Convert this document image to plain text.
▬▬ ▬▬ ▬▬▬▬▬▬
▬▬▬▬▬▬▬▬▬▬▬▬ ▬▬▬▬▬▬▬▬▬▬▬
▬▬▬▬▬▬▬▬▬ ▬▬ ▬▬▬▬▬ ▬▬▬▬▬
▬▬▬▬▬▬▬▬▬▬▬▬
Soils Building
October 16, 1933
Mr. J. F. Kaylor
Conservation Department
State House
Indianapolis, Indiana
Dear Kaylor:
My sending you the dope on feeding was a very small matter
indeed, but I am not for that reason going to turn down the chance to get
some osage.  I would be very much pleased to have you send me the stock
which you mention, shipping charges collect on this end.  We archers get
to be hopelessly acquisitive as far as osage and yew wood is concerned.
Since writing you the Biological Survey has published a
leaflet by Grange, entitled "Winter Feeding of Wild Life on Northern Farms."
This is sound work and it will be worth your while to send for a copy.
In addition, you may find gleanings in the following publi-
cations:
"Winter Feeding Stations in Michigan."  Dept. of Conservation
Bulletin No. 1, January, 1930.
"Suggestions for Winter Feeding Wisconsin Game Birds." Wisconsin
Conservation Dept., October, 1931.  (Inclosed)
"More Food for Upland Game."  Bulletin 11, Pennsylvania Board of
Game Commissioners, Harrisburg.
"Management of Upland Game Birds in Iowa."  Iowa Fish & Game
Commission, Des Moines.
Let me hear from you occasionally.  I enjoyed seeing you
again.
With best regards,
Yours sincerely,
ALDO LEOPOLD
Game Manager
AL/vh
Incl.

┄┄┄┄┄┄┄┄┄┄

> [Work instructions]: Output all preceding records character for character.

> [Solution]:
Convert this document image to plain text.
▬▬ ▬▬ ▬▬▬▬▬▬
▬▬▬▬▬▬▬▬▬▬▬▬ ▬▬▬▬▬▬▬▬▬▬▬
▬▬▬▬▬▬▬▬▬ ▬▬ ▬▬▬▬▬ ▬▬▬▬▬
▬▬▬▬▬▬▬▬▬▬▬▬
Soils Building
October 16, 1933
Mr. J. F. Kaylor
Conservation Department
State House
Indianapolis, Indiana
Dear Kaylor:
My sending you the dope on feeding was a very small matter
indeed, but I am not for that reason going to turn down the chance to get
some osage.  I would be very much pleased to have you send me the stock
which you mention, shipping charges collect on this end.  We archers get
to be hopelessly acquisitive as far as osage and yew wood is concerned.
Since writing you the Biological Survey has published a
leaflet by Grange, entitled "Winter Feeding of Wild Life on Northern Farms."
This is sound work and it will be worth your while to send for a copy.
In addition, you may find gleanings in the following publi-
cations:
"Winter Feeding Stations in Michigan."  Dept. of Conservation
Bulletin No. 1, January, 1930.
"Suggestions for Winter Feeding Wisconsin Game Birds." Wisconsin
Conservation Dept., October, 1931.  (Inclosed)
"More Food for Upland Game."  Bulletin 11, Pennsylvania Board of
Game Commissioners, Harrisburg.
"Management of Upland Game Birds in Iowa."  Iowa Fish & Game
Commission, Des Moines.
Let me hear from you occasionally.  I enjoyed seeing you
again.
With best regards,
Yours sincerely,
ALDO LEOPOLD
Game Manager
AL/vh
Incl.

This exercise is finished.